Determine how many lines in the entries below contain "assessments", and output that number alone.

Document page text data
____________
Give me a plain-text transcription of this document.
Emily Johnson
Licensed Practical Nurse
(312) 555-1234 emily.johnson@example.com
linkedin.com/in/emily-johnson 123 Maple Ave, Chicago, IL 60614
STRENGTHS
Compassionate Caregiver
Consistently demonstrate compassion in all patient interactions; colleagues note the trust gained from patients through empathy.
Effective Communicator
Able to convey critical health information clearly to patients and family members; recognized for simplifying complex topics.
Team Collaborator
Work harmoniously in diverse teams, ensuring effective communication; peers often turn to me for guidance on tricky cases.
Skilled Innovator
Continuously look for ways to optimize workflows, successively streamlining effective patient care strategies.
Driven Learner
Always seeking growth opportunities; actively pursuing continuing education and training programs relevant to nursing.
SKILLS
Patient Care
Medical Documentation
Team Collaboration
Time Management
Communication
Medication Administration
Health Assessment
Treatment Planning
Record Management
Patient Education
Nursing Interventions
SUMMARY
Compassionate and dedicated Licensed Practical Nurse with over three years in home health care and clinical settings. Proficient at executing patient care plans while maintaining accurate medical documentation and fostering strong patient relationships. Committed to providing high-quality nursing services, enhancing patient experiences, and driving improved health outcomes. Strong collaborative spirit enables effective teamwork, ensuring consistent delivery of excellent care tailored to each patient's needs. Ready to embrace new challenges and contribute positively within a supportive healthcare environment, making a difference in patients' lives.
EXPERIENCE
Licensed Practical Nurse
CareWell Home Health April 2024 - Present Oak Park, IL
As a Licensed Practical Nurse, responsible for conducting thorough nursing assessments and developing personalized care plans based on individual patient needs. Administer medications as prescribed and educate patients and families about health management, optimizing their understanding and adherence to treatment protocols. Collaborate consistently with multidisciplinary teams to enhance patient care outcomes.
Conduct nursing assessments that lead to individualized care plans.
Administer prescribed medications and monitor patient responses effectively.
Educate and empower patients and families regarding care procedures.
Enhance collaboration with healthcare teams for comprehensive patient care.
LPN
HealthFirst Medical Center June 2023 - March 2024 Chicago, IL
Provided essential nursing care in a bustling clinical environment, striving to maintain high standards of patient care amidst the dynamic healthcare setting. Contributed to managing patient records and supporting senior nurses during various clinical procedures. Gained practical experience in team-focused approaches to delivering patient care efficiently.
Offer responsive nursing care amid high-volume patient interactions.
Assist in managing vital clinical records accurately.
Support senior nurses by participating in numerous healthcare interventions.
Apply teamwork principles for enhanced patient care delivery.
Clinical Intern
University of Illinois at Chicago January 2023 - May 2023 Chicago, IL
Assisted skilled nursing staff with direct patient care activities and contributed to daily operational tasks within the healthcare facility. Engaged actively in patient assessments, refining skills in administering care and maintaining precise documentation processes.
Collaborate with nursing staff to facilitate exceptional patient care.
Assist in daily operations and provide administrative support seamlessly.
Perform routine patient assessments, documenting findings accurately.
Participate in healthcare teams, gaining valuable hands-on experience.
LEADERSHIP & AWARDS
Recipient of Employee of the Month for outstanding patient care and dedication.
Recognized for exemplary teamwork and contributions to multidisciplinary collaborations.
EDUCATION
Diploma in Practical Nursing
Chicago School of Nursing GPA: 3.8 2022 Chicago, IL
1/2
____________
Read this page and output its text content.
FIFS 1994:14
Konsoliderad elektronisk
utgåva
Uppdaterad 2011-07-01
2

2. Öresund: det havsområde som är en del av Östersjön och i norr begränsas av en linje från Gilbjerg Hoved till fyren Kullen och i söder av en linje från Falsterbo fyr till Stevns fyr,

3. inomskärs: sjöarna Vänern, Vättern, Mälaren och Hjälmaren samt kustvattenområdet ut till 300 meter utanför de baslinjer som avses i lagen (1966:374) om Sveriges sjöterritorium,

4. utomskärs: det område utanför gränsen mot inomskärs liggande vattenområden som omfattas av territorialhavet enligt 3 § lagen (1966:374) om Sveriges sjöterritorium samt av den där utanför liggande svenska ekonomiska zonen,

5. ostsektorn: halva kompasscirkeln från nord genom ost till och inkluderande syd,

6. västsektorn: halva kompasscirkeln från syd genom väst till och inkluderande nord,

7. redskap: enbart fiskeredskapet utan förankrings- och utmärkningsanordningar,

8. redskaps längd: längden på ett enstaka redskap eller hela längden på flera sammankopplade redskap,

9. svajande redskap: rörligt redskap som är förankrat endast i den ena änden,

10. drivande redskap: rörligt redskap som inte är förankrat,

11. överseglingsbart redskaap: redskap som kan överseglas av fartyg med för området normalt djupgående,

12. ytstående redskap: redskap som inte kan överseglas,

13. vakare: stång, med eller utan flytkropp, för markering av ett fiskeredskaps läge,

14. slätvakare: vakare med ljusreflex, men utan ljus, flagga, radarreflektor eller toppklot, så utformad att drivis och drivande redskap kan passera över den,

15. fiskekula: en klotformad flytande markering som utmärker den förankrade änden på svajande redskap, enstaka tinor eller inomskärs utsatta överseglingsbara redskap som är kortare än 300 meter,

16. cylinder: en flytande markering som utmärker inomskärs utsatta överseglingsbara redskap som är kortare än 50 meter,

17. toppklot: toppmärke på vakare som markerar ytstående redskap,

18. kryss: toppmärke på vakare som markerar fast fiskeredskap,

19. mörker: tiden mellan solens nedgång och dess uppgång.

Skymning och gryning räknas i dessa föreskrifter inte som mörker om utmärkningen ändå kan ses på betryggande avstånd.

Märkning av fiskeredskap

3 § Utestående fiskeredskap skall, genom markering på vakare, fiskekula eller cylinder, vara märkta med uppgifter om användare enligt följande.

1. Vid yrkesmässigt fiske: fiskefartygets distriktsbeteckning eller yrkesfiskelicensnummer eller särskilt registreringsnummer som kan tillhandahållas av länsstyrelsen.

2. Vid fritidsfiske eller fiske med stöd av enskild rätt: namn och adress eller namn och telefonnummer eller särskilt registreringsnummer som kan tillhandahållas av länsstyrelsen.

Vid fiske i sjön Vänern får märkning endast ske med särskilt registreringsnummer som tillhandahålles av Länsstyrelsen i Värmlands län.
____________
# ANSWER TO THE EXERCISE
4